-- START OF RECORDS SUPPLIED --

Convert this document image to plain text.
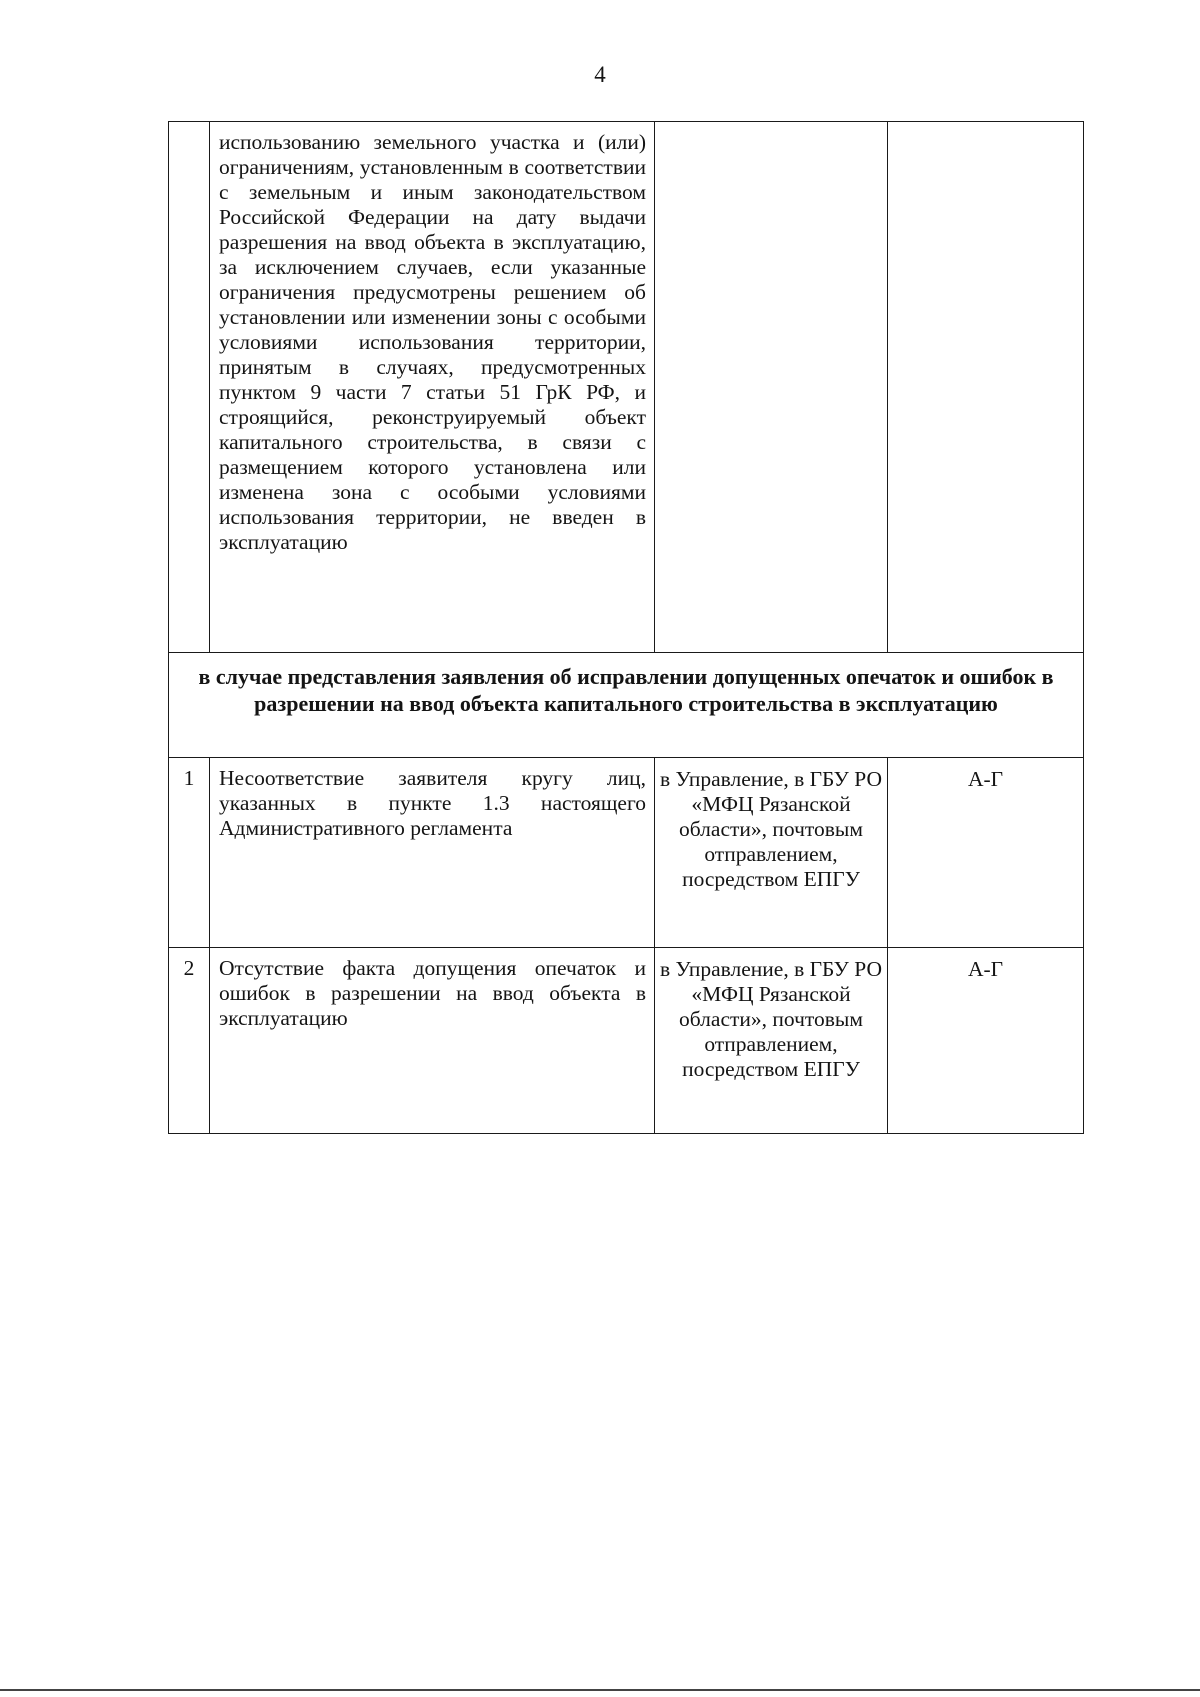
4
	использованию земельного участка и (или) ограничениям, установленным в соответствии с земельным и иным законодательством Российской Федерации на дату выдачи разрешения на ввод объекта в эксплуатацию, за исключением случаев, если указанные ограничения предусмотрены решением об установлении или изменении зоны с особыми условиями использования территории, принятым в случаях, предусмотренных пунктом 9 части 7 статьи 51 ГрК РФ, и строящийся, реконструируемый объект капитального строительства, в связи с размещением которого установлена или изменена зона с особыми условиями использования территории, не введен в эксплуатацию		
в случае представления заявления об исправлении допущенных опечаток и ошибок в разрешении на ввод объекта капитального строительства в эксплуатацию			
1	Несоответствие заявителя кругу лиц, указанных в пункте 1.3 настоящего Административного регламента	в Управление, в ГБУ РО «МФЦ Рязанской области», почтовым отправлением, посредством ЕПГУ	А-Г
2	Отсутствие факта допущения опечаток и ошибок в разрешении на ввод объекта в эксплуатацию	в Управление, в ГБУ РО «МФЦ Рязанской области», почтовым отправлением, посредством ЕПГУ	А-Г
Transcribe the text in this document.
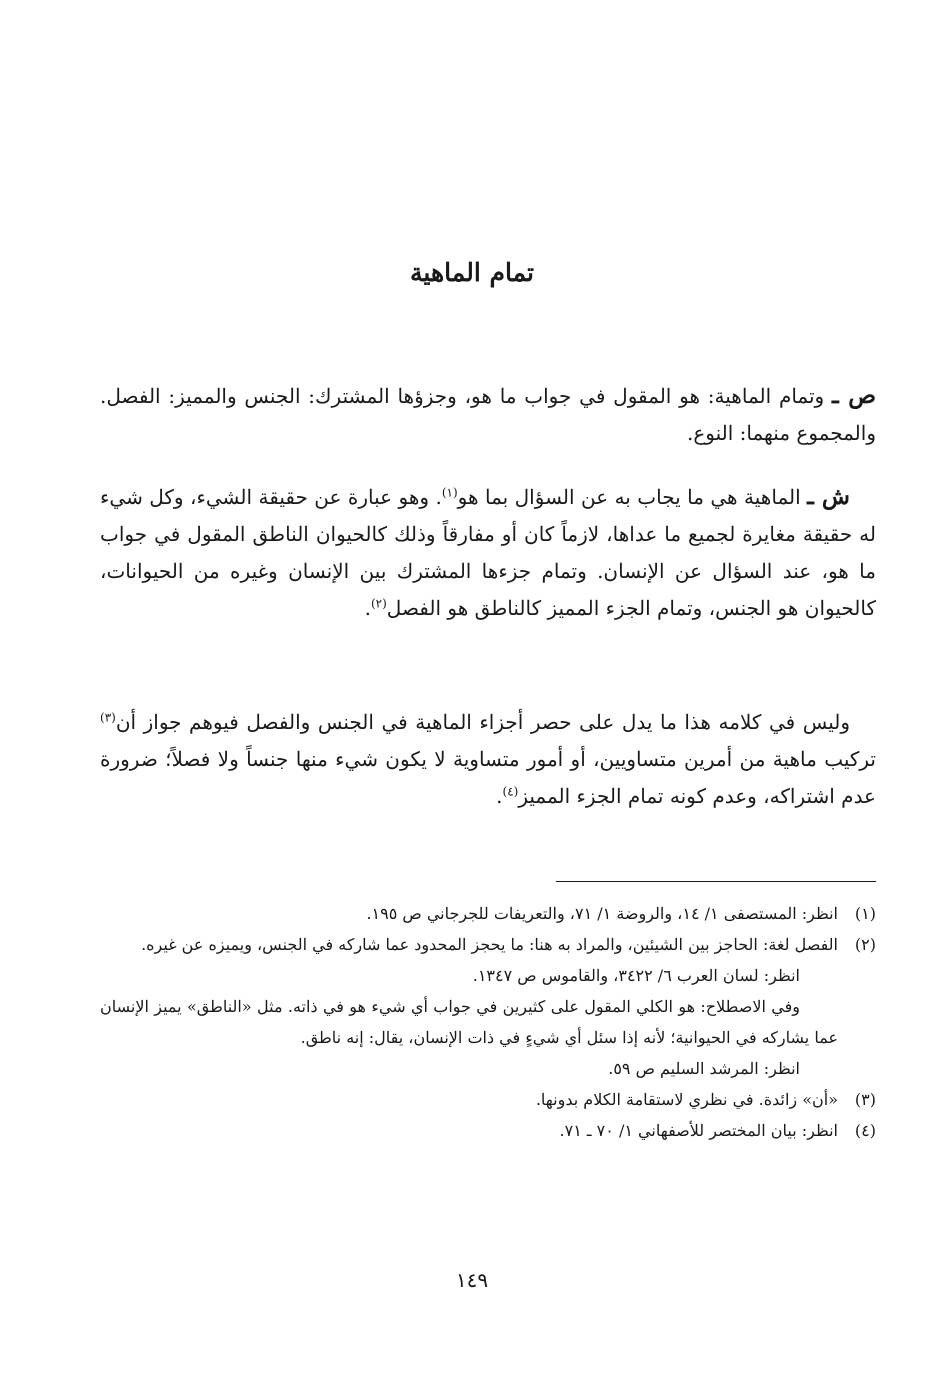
تمام الماهية

ص ـ وتمام الماهية: هو المقول في جواب ما هو، وجزؤها المشترك: الجنس والمميز: الفصل. والمجموع منهما: النوع.

ش ـ الماهية هي ما يجاب به عن السؤال بما هو$^{(١)}$. وهو عبارة عن حقيقة الشيء، وكل شيء له حقيقة مغايرة لجميع ما عداها، لازماً كان أو مفارقاً وذلك كالحيوان الناطق المقول في جواب ما هو، عند السؤال عن الإنسان. وتمام جزءها المشترك بين الإنسان وغيره من الحيوانات، كالحيوان هو الجنس، وتمام الجزء المميز كالناطق هو الفصل$^{(٢)}$.

وليس في كلامه هذا ما يدل على حصر أجزاء الماهية في الجنس والفصل فيوهم جواز أن$^{(٣)}$ تركيب ماهية من أمرين متساويين، أو أمور متساوية لا يكون شيء منها جنساً ولا فصلاً؛ ضرورة عدم اشتراكه، وعدم كونه تمام الجزء المميز$^{(٤)}$.

(١)
انظر: المستصفى ١/ ١٤، والروضة ١/ ٧١، والتعريفات للجرجاني ص ١٩٥.
(٢)
الفصل لغة: الحاجز بين الشيئين، والمراد به هنا: ما يحجز المحدود عما شاركه في الجنس، ويميزه عن غيره.
انظر: لسان العرب ٦/ ٣٤٢٢، والقاموس ص ١٣٤٧.
وفي الاصطلاح: هو الكلي المقول على كثيرين في جواب أي شيء هو في ذاته. مثل «الناطق» يميز الإنسان عما يشاركه في الحيوانية؛ لأنه إذا سئل أي شيءٍ في ذات الإنسان، يقال: إنه ناطق.
انظر: المرشد السليم ص ٥٩.
(٣)
«أن» زائدة. في نظري لاستقامة الكلام بدونها.
(٤)
انظر: بيان المختصر للأصفهاني ١/ ٧٠ ـ ٧١.
١٤٩
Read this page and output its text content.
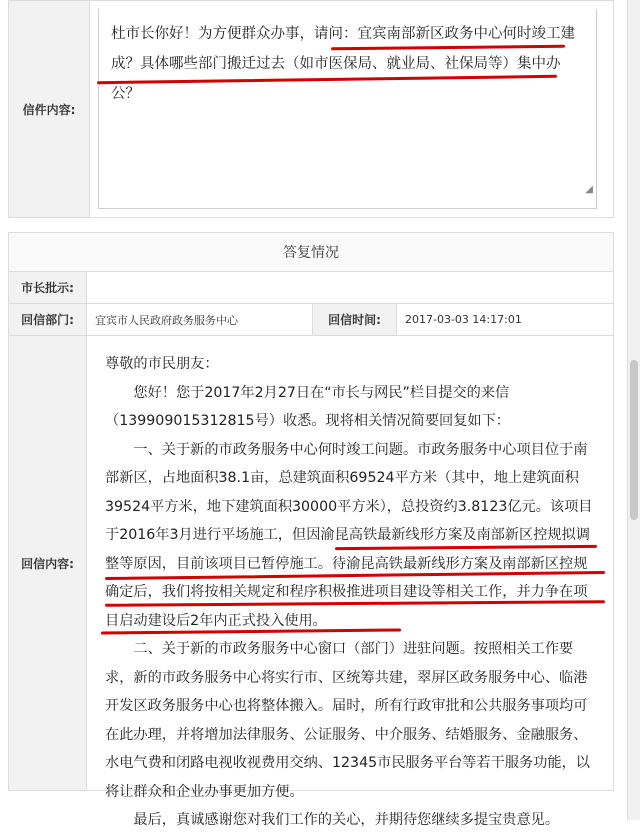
信件内容:	
杜市长你好！为方便群众办事，请问：宜宾南部新区政务中心何时竣工建成？具体哪些部门搬迁过去（如市医保局、就业局、社保局等）集中办公？
◢
答复情况			
市长批示:			
回信部门:	宜宾市人民政府政务服务中心	回信时间:	2017-03-03 14:17:01
回信内容:	尊敬的市民朋友：

您好！您于2017年2月27日在“市长与网民”栏目提交的来信（13990901531281​5号）收悉。现将相关情况简要回复如下：

一、关于新的市政务服务中心何时竣工问题。市政务服务中心项目位于南部新区，占地面积38.1亩，总建筑面积69524平方米（其中，地上建筑面积39524平方米，地下建筑面积30000平方米），总投资约3.8123亿元。该项目于2016年3月进行平场施工，但因渝昆高铁最新线形方案及南部新区控规拟调整等原因，目前该项目已暂停施工。待渝昆高铁最新线形方案及南部新区控规确定后，我们将按相关规定和程序积极推进项目建设等相关工作，并力争在项目启动建设后2年内正式投入使用。

二、关于新的市政务服务中心窗口（部门）进驻问题。按照相关工作要求，新的市政务服务中心将实行市、区统筹共建，翠屏区政务服务中心、临港开发区政务服务中心也将整体搬入。届时，所有行政审批和公共服务事项均可在此办理，并将增加法律服务、公证服务、中介服务、结婚服务、金融服务、水电气费和闭路电视收视费用交纳、12345市民服务平台等若干服务功能，以将让群众和企业办事更加方便。

最后，真诚感谢您对我们工作的关心，并期待您继续多提宝贵意见。		
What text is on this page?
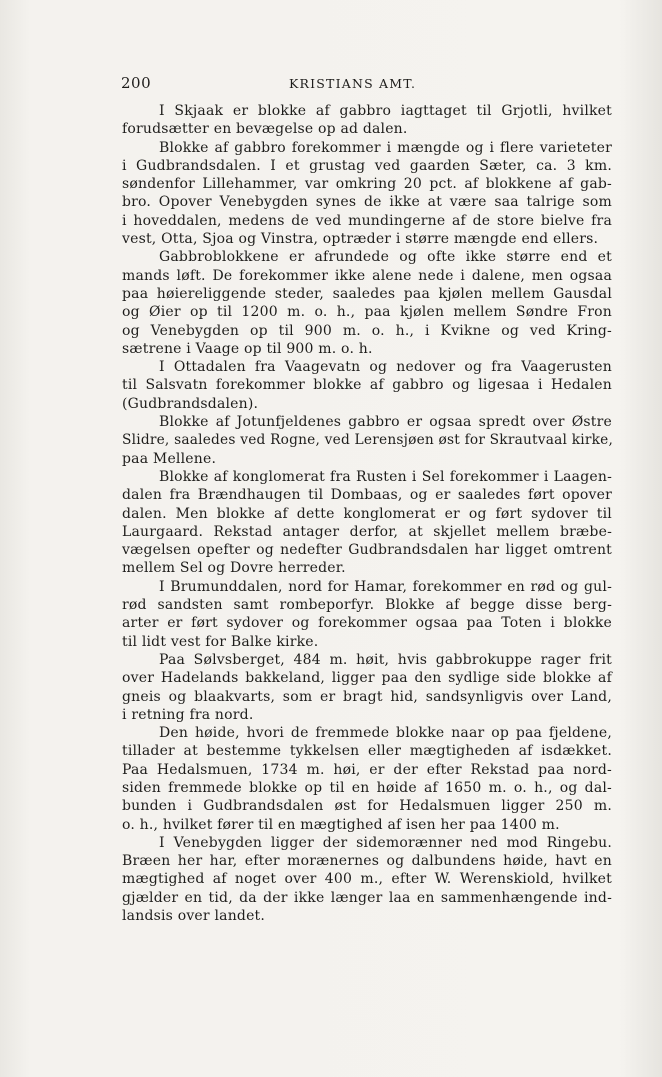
200	KRISTIANS AMT.
I Skjaak er blokke af gabbro iagttaget til Grjotli, hvilket
forudsætter en bevægelse op ad dalen.
Blokke af gabbro forekommer i mængde og i flere varieteter
i Gudbrandsdalen. I et grustag ved gaarden Sæter, ca. 3 km.
søndenfor Lillehammer, var omkring 20 pct. af blokkene af gab-
bro. Opover Venebygden synes de ikke at være saa talrige som
i hoveddalen, medens de ved mundingerne af de store bielve fra
vest, Otta, Sjoa og Vinstra, optræder i større mængde end ellers.
Gabbroblokkene er afrundede og ofte ikke større end et
mands løft. De forekommer ikke alene nede i dalene, men ogsaa
paa høiereliggende steder, saaledes paa kjølen mellem Gausdal
og Øier op til 1200 m. o. h., paa kjølen mellem Søndre Fron
og Venebygden op til 900 m. o. h., i Kvikne og ved Kring-
sætrene i Vaage op til 900 m. o. h.
I Ottadalen fra Vaagevatn og nedover og fra Vaagerusten
til Salsvatn forekommer blokke af gabbro og ligesaa i Hedalen
(Gudbrandsdalen).
Blokke af Jotunfjeldenes gabbro er ogsaa spredt over Østre
Slidre, saaledes ved Rogne, ved Lerensjøen øst for Skrautvaal kirke,
paa Mellene.
Blokke af konglomerat fra Rusten i Sel forekommer i Laagen-
dalen fra Brændhaugen til Dombaas, og er saaledes ført opover
dalen. Men blokke af dette konglomerat er og ført sydover til
Laurgaard. Rekstad antager derfor, at skjellet mellem bræbe-
vægelsen opefter og nedefter Gudbrandsdalen har ligget omtrent
mellem Sel og Dovre herreder.
I Brumunddalen, nord for Hamar, forekommer en rød og gul-
rød sandsten samt rombeporfyr. Blokke af begge disse berg-
arter er ført sydover og forekommer ogsaa paa Toten i blokke
til lidt vest for Balke kirke.
Paa Sølvsberget, 484 m. høit, hvis gabbrokuppe rager frit
over Hadelands bakkeland, ligger paa den sydlige side blokke af
gneis og blaakvarts, som er bragt hid, sandsynligvis over Land,
i retning fra nord.
Den høide, hvori de fremmede blokke naar op paa fjeldene,
tillader at bestemme tykkelsen eller mægtigheden af isdækket.
Paa Hedalsmuen, 1734 m. høi, er der efter Rekstad paa nord-
siden fremmede blokke op til en høide af 1650 m. o. h., og dal-
bunden i Gudbrandsdalen øst for Hedalsmuen ligger 250 m.
o. h., hvilket fører til en mægtighed af isen her paa 1400 m.
I Venebygden ligger der sidemorænner ned mod Ringebu.
Bræen her har, efter morænernes og dalbundens høide, havt en
mægtighed af noget over 400 m., efter W. Werenskiold, hvilket
gjælder en tid, da der ikke længer laa en sammenhængende ind-
landsis over landet.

-- END OF RECORDS SUPPLIED --

▸ **EXERCISE DESCRIPTION**
Give the number of lines in the entries that hold the word "ogsaa", and nothing else.

▸ **ANSWER TO THIS EXERCISE**
3